⟨

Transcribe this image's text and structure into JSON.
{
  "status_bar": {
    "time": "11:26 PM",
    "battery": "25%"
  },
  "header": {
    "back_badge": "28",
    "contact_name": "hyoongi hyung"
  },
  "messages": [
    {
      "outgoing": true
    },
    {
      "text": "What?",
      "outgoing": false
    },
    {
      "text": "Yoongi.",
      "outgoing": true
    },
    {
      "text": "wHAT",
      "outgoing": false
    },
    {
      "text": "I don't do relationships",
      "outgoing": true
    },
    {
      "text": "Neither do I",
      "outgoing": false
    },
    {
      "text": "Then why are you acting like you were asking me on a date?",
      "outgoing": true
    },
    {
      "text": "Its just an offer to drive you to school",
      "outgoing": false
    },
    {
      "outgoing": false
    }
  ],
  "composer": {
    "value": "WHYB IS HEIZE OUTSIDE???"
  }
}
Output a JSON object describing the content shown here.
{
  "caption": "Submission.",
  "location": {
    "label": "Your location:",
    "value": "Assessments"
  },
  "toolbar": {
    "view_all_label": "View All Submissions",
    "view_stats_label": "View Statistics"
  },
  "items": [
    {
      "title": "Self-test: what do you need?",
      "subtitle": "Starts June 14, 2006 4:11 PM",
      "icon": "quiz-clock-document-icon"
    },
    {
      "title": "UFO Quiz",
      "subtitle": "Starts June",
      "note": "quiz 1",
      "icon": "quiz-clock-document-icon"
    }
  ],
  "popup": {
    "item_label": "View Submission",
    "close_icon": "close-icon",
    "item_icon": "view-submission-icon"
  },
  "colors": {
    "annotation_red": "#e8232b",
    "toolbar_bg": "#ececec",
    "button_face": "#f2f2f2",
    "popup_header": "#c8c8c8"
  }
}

⟩

◆ Short exercise:
Output the whole listing above again, word for word.

◆ In response:
Transcribe this image's text and structure into JSON.
{
  "status_bar": {
    "time": "11:26 PM",
    "battery": "25%"
  },
  "header": {
    "back_badge": "28",
    "contact_name": "hyoongi hyung"
  },
  "messages": [
    {
      "outgoing": true
    },
    {
      "text": "What?",
      "outgoing": false
    },
    {
      "text": "Yoongi.",
      "outgoing": true
    },
    {
      "text": "wHAT",
      "outgoing": false
    },
    {
      "text": "I don't do relationships",
      "outgoing": true
    },
    {
      "text": "Neither do I",
      "outgoing": false
    },
    {
      "text": "Then why are you acting like you were asking me on a date?",
      "outgoing": true
    },
    {
      "text": "Its just an offer to drive you to school",
      "outgoing": false
    },
    {
      "outgoing": false
    }
  ],
  "composer": {
    "value": "WHYB IS HEIZE OUTSIDE???"
  }
}
Output a JSON object describing the content shown here.
{
  "caption": "Submission.",
  "location": {
    "label": "Your location:",
    "value": "Assessments"
  },
  "toolbar": {
    "view_all_label": "View All Submissions",
    "view_stats_label": "View Statistics"
  },
  "items": [
    {
      "title": "Self-test: what do you need?",
      "subtitle": "Starts June 14, 2006 4:11 PM",
      "icon": "quiz-clock-document-icon"
    },
    {
      "title": "UFO Quiz",
      "subtitle": "Starts June",
      "note": "quiz 1",
      "icon": "quiz-clock-document-icon"
    }
  ],
  "popup": {
    "item_label": "View Submission",
    "close_icon": "close-icon",
    "item_icon": "view-submission-icon"
  },
  "colors": {
    "annotation_red": "#e8232b",
    "toolbar_bg": "#ececec",
    "button_face": "#f2f2f2",
    "popup_header": "#c8c8c8"
  }
}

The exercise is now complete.